Figure record listings
★ ★ ★ ★ ★

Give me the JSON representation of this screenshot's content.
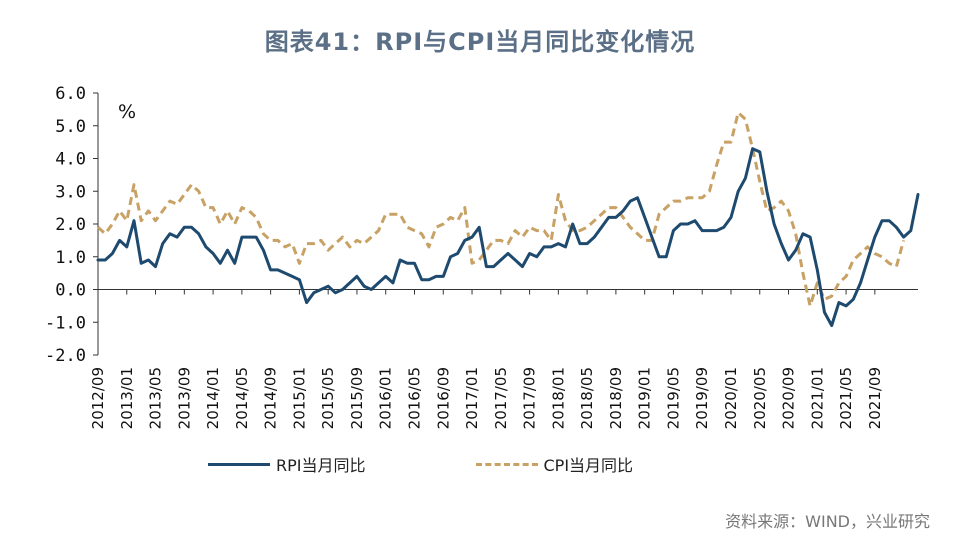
{
  "title": "图表41：RPI与CPI当月同比变化情况",
  "source": "资料来源：WIND，兴业研究",
  "chart_data": {
    "type": "line",
    "unit_label": "%",
    "ylim": [
      -2.0,
      6.0
    ],
    "y_ticks": [
      "6.0",
      "5.0",
      "4.0",
      "3.0",
      "2.0",
      "1.0",
      "0.0",
      "-1.0",
      "-2.0"
    ],
    "x_tick_labels": [
      "2012/09",
      "2013/01",
      "2013/05",
      "2013/09",
      "2014/01",
      "2014/05",
      "2014/09",
      "2015/01",
      "2015/05",
      "2015/09",
      "2016/01",
      "2016/05",
      "2016/09",
      "2017/01",
      "2017/05",
      "2017/09",
      "2018/01",
      "2018/05",
      "2018/09",
      "2019/01",
      "2019/05",
      "2019/09",
      "2020/01",
      "2020/05",
      "2020/09",
      "2021/01",
      "2021/05",
      "2021/09"
    ],
    "x_start": "2012/09",
    "series": [
      {
        "name": "RPI当月同比",
        "color": "#1d4a6e",
        "style": "solid",
        "values": [
          0.9,
          0.9,
          1.1,
          1.5,
          1.3,
          2.1,
          0.8,
          0.9,
          0.7,
          1.4,
          1.7,
          1.6,
          1.9,
          1.9,
          1.7,
          1.3,
          1.1,
          0.8,
          1.2,
          0.8,
          1.6,
          1.6,
          1.6,
          1.2,
          0.6,
          0.6,
          0.5,
          0.4,
          0.3,
          -0.4,
          -0.1,
          0.0,
          0.1,
          -0.1,
          0.0,
          0.2,
          0.4,
          0.1,
          0.0,
          0.2,
          0.4,
          0.2,
          0.9,
          0.8,
          0.8,
          0.3,
          0.3,
          0.4,
          0.4,
          1.0,
          1.1,
          1.5,
          1.6,
          1.9,
          0.7,
          0.7,
          0.9,
          1.1,
          0.9,
          0.7,
          1.1,
          1.0,
          1.3,
          1.3,
          1.4,
          1.3,
          2.0,
          1.4,
          1.4,
          1.6,
          1.9,
          2.2,
          2.2,
          2.4,
          2.7,
          2.8,
          2.2,
          1.6,
          1.0,
          1.0,
          1.8,
          2.0,
          2.0,
          2.1,
          1.8,
          1.8,
          1.8,
          1.9,
          2.2,
          3.0,
          3.4,
          4.3,
          4.2,
          3.0,
          2.0,
          1.4,
          0.9,
          1.2,
          1.7,
          1.6,
          0.6,
          -0.7,
          -1.1,
          -0.4,
          -0.5,
          -0.3,
          0.2,
          0.9,
          1.6,
          2.1,
          2.1,
          1.9,
          1.6,
          1.8,
          2.9
        ]
      },
      {
        "name": "CPI当月同比",
        "color": "#c8a165",
        "style": "dashed",
        "values": [
          1.9,
          1.7,
          2.0,
          2.4,
          2.1,
          3.2,
          2.1,
          2.4,
          2.1,
          2.4,
          2.7,
          2.6,
          2.9,
          3.2,
          3.0,
          2.5,
          2.5,
          2.0,
          2.4,
          2.0,
          2.5,
          2.4,
          2.2,
          1.7,
          1.5,
          1.5,
          1.3,
          1.4,
          0.8,
          1.4,
          1.4,
          1.5,
          1.2,
          1.4,
          1.6,
          1.3,
          1.5,
          1.4,
          1.6,
          1.8,
          2.3,
          2.3,
          2.3,
          1.9,
          1.8,
          1.7,
          1.3,
          1.9,
          2.0,
          2.2,
          2.1,
          2.5,
          0.8,
          0.9,
          1.2,
          1.5,
          1.5,
          1.4,
          1.8,
          1.6,
          1.9,
          1.8,
          1.8,
          1.5,
          2.9,
          2.1,
          1.8,
          1.8,
          1.9,
          2.1,
          2.3,
          2.5,
          2.5,
          2.2,
          1.9,
          1.7,
          1.5,
          1.5,
          2.3,
          2.5,
          2.7,
          2.7,
          2.8,
          2.8,
          2.8,
          3.0,
          3.8,
          4.5,
          4.5,
          5.4,
          5.2,
          4.3,
          3.3,
          2.4,
          2.5,
          2.7,
          2.4,
          1.7,
          0.5,
          -0.5,
          0.2,
          -0.3,
          -0.2,
          0.2,
          0.4,
          0.9,
          1.1,
          1.3,
          1.1,
          1.0,
          0.8,
          0.7,
          1.5
        ]
      }
    ],
    "legend_position": "bottom",
    "grid": false
  }
}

★ ★ ★ ★ ★

Write out the records above once more, word for word, with no pictures.

» **Completed exercise**
Give me the JSON representation of this screenshot's content.
{
  "title": "图表41：RPI与CPI当月同比变化情况",
  "source": "资料来源：WIND，兴业研究",
  "chart_data": {
    "type": "line",
    "unit_label": "%",
    "ylim": [
      -2.0,
      6.0
    ],
    "y_ticks": [
      "6.0",
      "5.0",
      "4.0",
      "3.0",
      "2.0",
      "1.0",
      "0.0",
      "-1.0",
      "-2.0"
    ],
    "x_tick_labels": [
      "2012/09",
      "2013/01",
      "2013/05",
      "2013/09",
      "2014/01",
      "2014/05",
      "2014/09",
      "2015/01",
      "2015/05",
      "2015/09",
      "2016/01",
      "2016/05",
      "2016/09",
      "2017/01",
      "2017/05",
      "2017/09",
      "2018/01",
      "2018/05",
      "2018/09",
      "2019/01",
      "2019/05",
      "2019/09",
      "2020/01",
      "2020/05",
      "2020/09",
      "2021/01",
      "2021/05",
      "2021/09"
    ],
    "x_start": "2012/09",
    "series": [
      {
        "name": "RPI当月同比",
        "color": "#1d4a6e",
        "style": "solid",
        "values": [
          0.9,
          0.9,
          1.1,
          1.5,
          1.3,
          2.1,
          0.8,
          0.9,
          0.7,
          1.4,
          1.7,
          1.6,
          1.9,
          1.9,
          1.7,
          1.3,
          1.1,
          0.8,
          1.2,
          0.8,
          1.6,
          1.6,
          1.6,
          1.2,
          0.6,
          0.6,
          0.5,
          0.4,
          0.3,
          -0.4,
          -0.1,
          0.0,
          0.1,
          -0.1,
          0.0,
          0.2,
          0.4,
          0.1,
          0.0,
          0.2,
          0.4,
          0.2,
          0.9,
          0.8,
          0.8,
          0.3,
          0.3,
          0.4,
          0.4,
          1.0,
          1.1,
          1.5,
          1.6,
          1.9,
          0.7,
          0.7,
          0.9,
          1.1,
          0.9,
          0.7,
          1.1,
          1.0,
          1.3,
          1.3,
          1.4,
          1.3,
          2.0,
          1.4,
          1.4,
          1.6,
          1.9,
          2.2,
          2.2,
          2.4,
          2.7,
          2.8,
          2.2,
          1.6,
          1.0,
          1.0,
          1.8,
          2.0,
          2.0,
          2.1,
          1.8,
          1.8,
          1.8,
          1.9,
          2.2,
          3.0,
          3.4,
          4.3,
          4.2,
          3.0,
          2.0,
          1.4,
          0.9,
          1.2,
          1.7,
          1.6,
          0.6,
          -0.7,
          -1.1,
          -0.4,
          -0.5,
          -0.3,
          0.2,
          0.9,
          1.6,
          2.1,
          2.1,
          1.9,
          1.6,
          1.8,
          2.9
        ]
      },
      {
        "name": "CPI当月同比",
        "color": "#c8a165",
        "style": "dashed",
        "values": [
          1.9,
          1.7,
          2.0,
          2.4,
          2.1,
          3.2,
          2.1,
          2.4,
          2.1,
          2.4,
          2.7,
          2.6,
          2.9,
          3.2,
          3.0,
          2.5,
          2.5,
          2.0,
          2.4,
          2.0,
          2.5,
          2.4,
          2.2,
          1.7,
          1.5,
          1.5,
          1.3,
          1.4,
          0.8,
          1.4,
          1.4,
          1.5,
          1.2,
          1.4,
          1.6,
          1.3,
          1.5,
          1.4,
          1.6,
          1.8,
          2.3,
          2.3,
          2.3,
          1.9,
          1.8,
          1.7,
          1.3,
          1.9,
          2.0,
          2.2,
          2.1,
          2.5,
          0.8,
          0.9,
          1.2,
          1.5,
          1.5,
          1.4,
          1.8,
          1.6,
          1.9,
          1.8,
          1.8,
          1.5,
          2.9,
          2.1,
          1.8,
          1.8,
          1.9,
          2.1,
          2.3,
          2.5,
          2.5,
          2.2,
          1.9,
          1.7,
          1.5,
          1.5,
          2.3,
          2.5,
          2.7,
          2.7,
          2.8,
          2.8,
          2.8,
          3.0,
          3.8,
          4.5,
          4.5,
          5.4,
          5.2,
          4.3,
          3.3,
          2.4,
          2.5,
          2.7,
          2.4,
          1.7,
          0.5,
          -0.5,
          0.2,
          -0.3,
          -0.2,
          0.2,
          0.4,
          0.9,
          1.1,
          1.3,
          1.1,
          1.0,
          0.8,
          0.7,
          1.5
        ]
      }
    ],
    "legend_position": "bottom",
    "grid": false
  }
}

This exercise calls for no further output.